(Records)

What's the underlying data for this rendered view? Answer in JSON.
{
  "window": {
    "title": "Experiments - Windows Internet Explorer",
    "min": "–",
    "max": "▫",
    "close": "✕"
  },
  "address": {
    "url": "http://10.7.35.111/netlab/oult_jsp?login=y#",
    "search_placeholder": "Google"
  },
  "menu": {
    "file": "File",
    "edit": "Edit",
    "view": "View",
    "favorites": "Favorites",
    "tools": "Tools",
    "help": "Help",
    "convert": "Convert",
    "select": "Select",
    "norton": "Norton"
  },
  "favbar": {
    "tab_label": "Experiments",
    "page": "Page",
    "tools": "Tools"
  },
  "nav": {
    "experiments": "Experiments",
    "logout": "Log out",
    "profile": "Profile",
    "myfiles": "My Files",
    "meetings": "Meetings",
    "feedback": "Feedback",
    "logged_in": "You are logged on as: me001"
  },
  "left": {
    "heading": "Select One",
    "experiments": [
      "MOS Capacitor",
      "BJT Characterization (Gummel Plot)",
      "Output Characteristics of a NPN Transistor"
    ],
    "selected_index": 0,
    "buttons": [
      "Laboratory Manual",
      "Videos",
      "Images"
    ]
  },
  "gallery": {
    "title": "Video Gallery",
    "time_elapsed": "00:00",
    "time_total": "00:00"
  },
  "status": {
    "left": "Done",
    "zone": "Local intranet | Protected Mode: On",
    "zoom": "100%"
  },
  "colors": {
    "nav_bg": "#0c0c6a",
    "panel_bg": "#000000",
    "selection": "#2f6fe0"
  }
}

__Aim__.
Write the material out again word for word.

__Result for this task__.
What's the underlying data for this rendered view? Answer in JSON.
{
  "window": {
    "title": "Experiments - Windows Internet Explorer",
    "min": "–",
    "max": "▫",
    "close": "✕"
  },
  "address": {
    "url": "http://10.7.35.111/netlab/oult_jsp?login=y#",
    "search_placeholder": "Google"
  },
  "menu": {
    "file": "File",
    "edit": "Edit",
    "view": "View",
    "favorites": "Favorites",
    "tools": "Tools",
    "help": "Help",
    "convert": "Convert",
    "select": "Select",
    "norton": "Norton"
  },
  "favbar": {
    "tab_label": "Experiments",
    "page": "Page",
    "tools": "Tools"
  },
  "nav": {
    "experiments": "Experiments",
    "logout": "Log out",
    "profile": "Profile",
    "myfiles": "My Files",
    "meetings": "Meetings",
    "feedback": "Feedback",
    "logged_in": "You are logged on as: me001"
  },
  "left": {
    "heading": "Select One",
    "experiments": [
      "MOS Capacitor",
      "BJT Characterization (Gummel Plot)",
      "Output Characteristics of a NPN Transistor"
    ],
    "selected_index": 0,
    "buttons": [
      "Laboratory Manual",
      "Videos",
      "Images"
    ]
  },
  "gallery": {
    "title": "Video Gallery",
    "time_elapsed": "00:00",
    "time_total": "00:00"
  },
  "status": {
    "left": "Done",
    "zone": "Local intranet | Protected Mode: On",
    "zoom": "100%"
  },
  "colors": {
    "nav_bg": "#0c0c6a",
    "panel_bg": "#000000",
    "selection": "#2f6fe0"
  }
}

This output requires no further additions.